- **OBJECTIVE**: Find every line of the listing below where "MATLAB" appears, and copy it.

Data excerpts
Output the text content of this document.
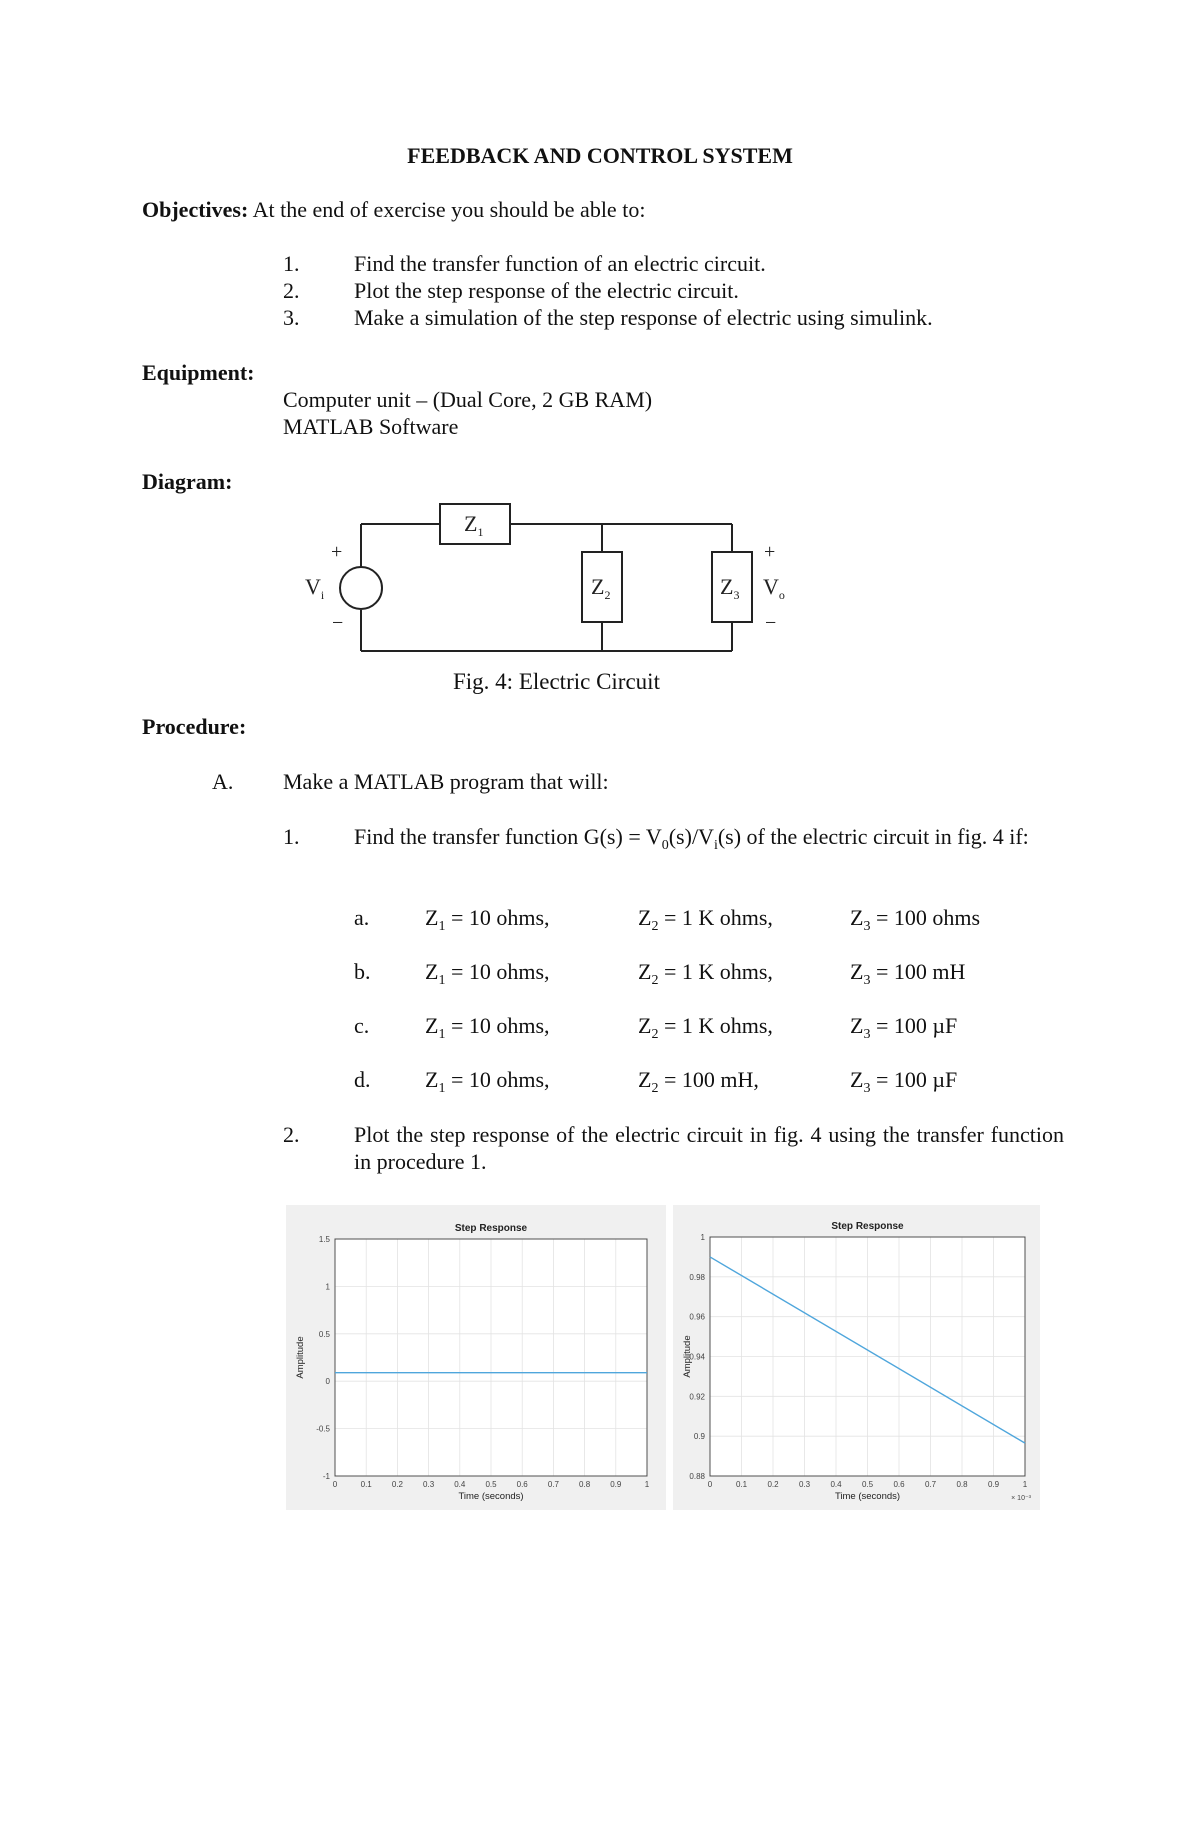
FEEDBACK AND CONTROL SYSTEM
Objectives: At the end of exercise you should be able to:
1. Find the transfer function of an electric circuit.
2. Plot the step response of the electric circuit.
3. Make a simulation of the step response of electric using simulink.
Equipment:
Computer unit – (Dual Core, 2 GB RAM)
MATLAB Software
Diagram:
$Z_1$
$Z_2$	$Z_3$
$V_i$	$V_o$
+
−
+
−
Fig. 4: Electric Circuit
Procedure:
A. Make a MATLAB program that will:
1. Find the transfer function $G(s) = V_0(s)/V_i(s)$ of the electric circuit in fig. 4 if:
a.	$Z_1 = 10$ ohms,	$Z_2 = 1$ K ohms,	$Z_3 = 100$ ohms
b. $Z_1 = 10$ ohms,	$Z_2 = 1$ K ohms,	$Z_3 = 100$ mH
c.	$Z_1 = 10$ ohms,	$Z_2 = 1$ K ohms,	$Z_3 = 100$ µF
d. $Z_1 = 10$ ohms,	$Z_2 = 100$ mH,	$Z_3 = 100$ µF
2. Plot the step response of the electric circuit in fig. 4 using the transfer function in procedure 1.
0	0.1	0.2	0.3	0.4	0.5	0.6	0.7	0.8	0.9	1
-1
-0.5
0
0.5
1
1.5
Step Response
Time (seconds)
Amplitude
0	0.1	0.2	0.3	0.4	0.5	0.6	0.7	0.8	0.9	1
0.88
0.9
0.92
0.94
0.96
0.98
1
Step Response
Time (seconds)
Amplitude
× 10⁻³
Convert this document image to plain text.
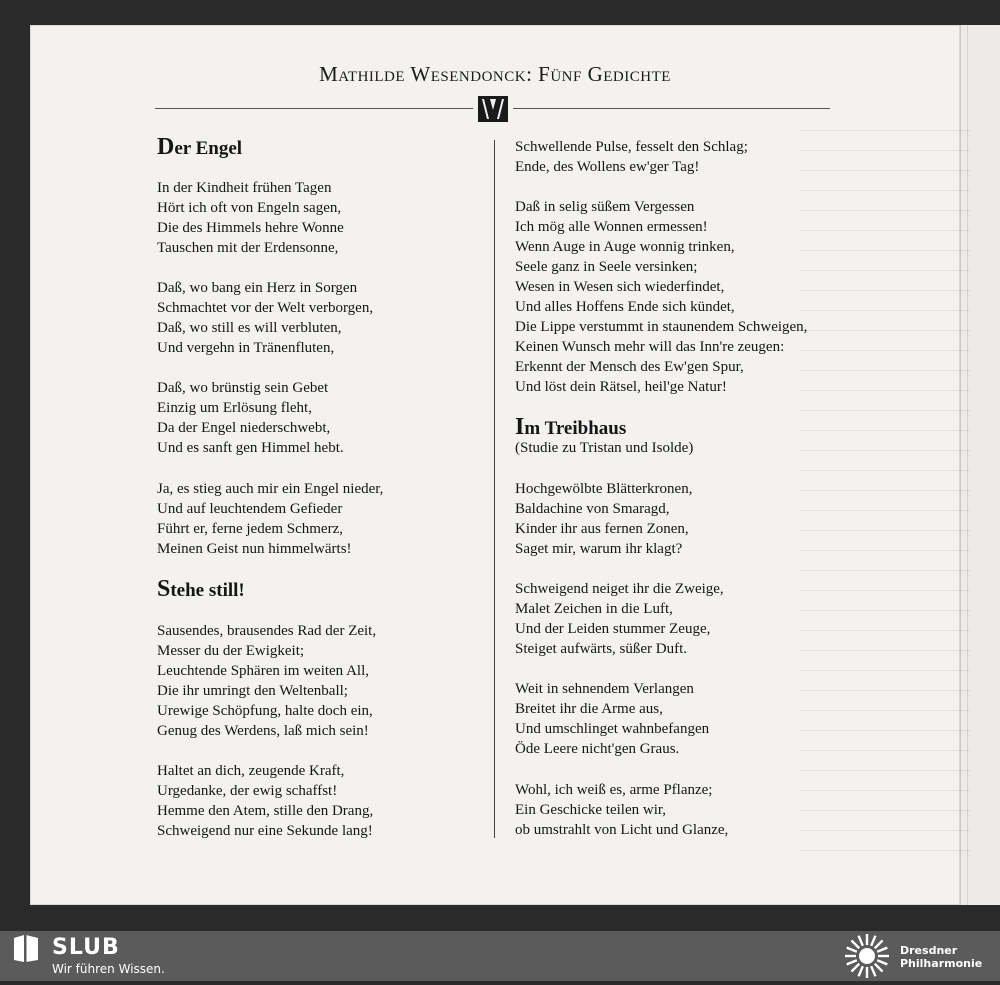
Mathilde Wesendonck: Fünf Gedichte
Der Engel
In der Kindheit frühen Tagen
Hört ich oft von Engeln sagen,
Die des Himmels hehre Wonne
Tauschen mit der Erdensonne,
Daß, wo bang ein Herz in Sorgen
Schmachtet vor der Welt verborgen,
Daß, wo still es will verbluten,
Und vergehn in Tränenfluten,
Daß, wo brünstig sein Gebet
Einzig um Erlösung fleht,
Da der Engel niederschwebt,
Und es sanft gen Himmel hebt.
Ja, es stieg auch mir ein Engel nieder,
Und auf leuchtendem Gefieder
Führt er, ferne jedem Schmerz,
Meinen Geist nun himmelwärts!
Stehe still!
Sausendes, brausendes Rad der Zeit,
Messer du der Ewigkeit;
Leuchtende Sphären im weiten All,
Die ihr umringt den Weltenball;
Urewige Schöpfung, halte doch ein,
Genug des Werdens, laß mich sein!
Haltet an dich, zeugende Kraft,
Urgedanke, der ewig schaffst!
Hemme den Atem, stille den Drang,
Schweigend nur eine Sekunde lang!
Schwellende Pulse, fesselt den Schlag;
Ende, des Wollens ew'ger Tag!
Daß in selig süßem Vergessen
Ich mög alle Wonnen ermessen!
Wenn Auge in Auge wonnig trinken,
Seele ganz in Seele versinken;
Wesen in Wesen sich wiederfindet,
Und alles Hoffens Ende sich kündet,
Die Lippe verstummt in staunendem Schweigen,
Keinen Wunsch mehr will das Inn're zeugen:
Erkennt der Mensch des Ew'gen Spur,
Und löst dein Rätsel, heil'ge Natur!
Im Treibhaus
(Studie zu Tristan und Isolde)
Hochgewölbte Blätterkronen,
Baldachine von Smaragd,
Kinder ihr aus fernen Zonen,
Saget mir, warum ihr klagt?
Schweigend neiget ihr die Zweige,
Malet Zeichen in die Luft,
Und der Leiden stummer Zeuge,
Steiget aufwärts, süßer Duft.
Weit in sehnendem Verlangen
Breitet ihr die Arme aus,
Und umschlinget wahnbefangen
Öde Leere nicht'gen Graus.
Wohl, ich weiß es, arme Pflanze;
Ein Geschicke teilen wir,
ob umstrahlt von Licht und Glanze,
SLUB
Wir führen Wissen.
Dresdner
Philharmonie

- **COMPLETE OUTPUT**:
MATLAB Software
A. Make a MATLAB program that will:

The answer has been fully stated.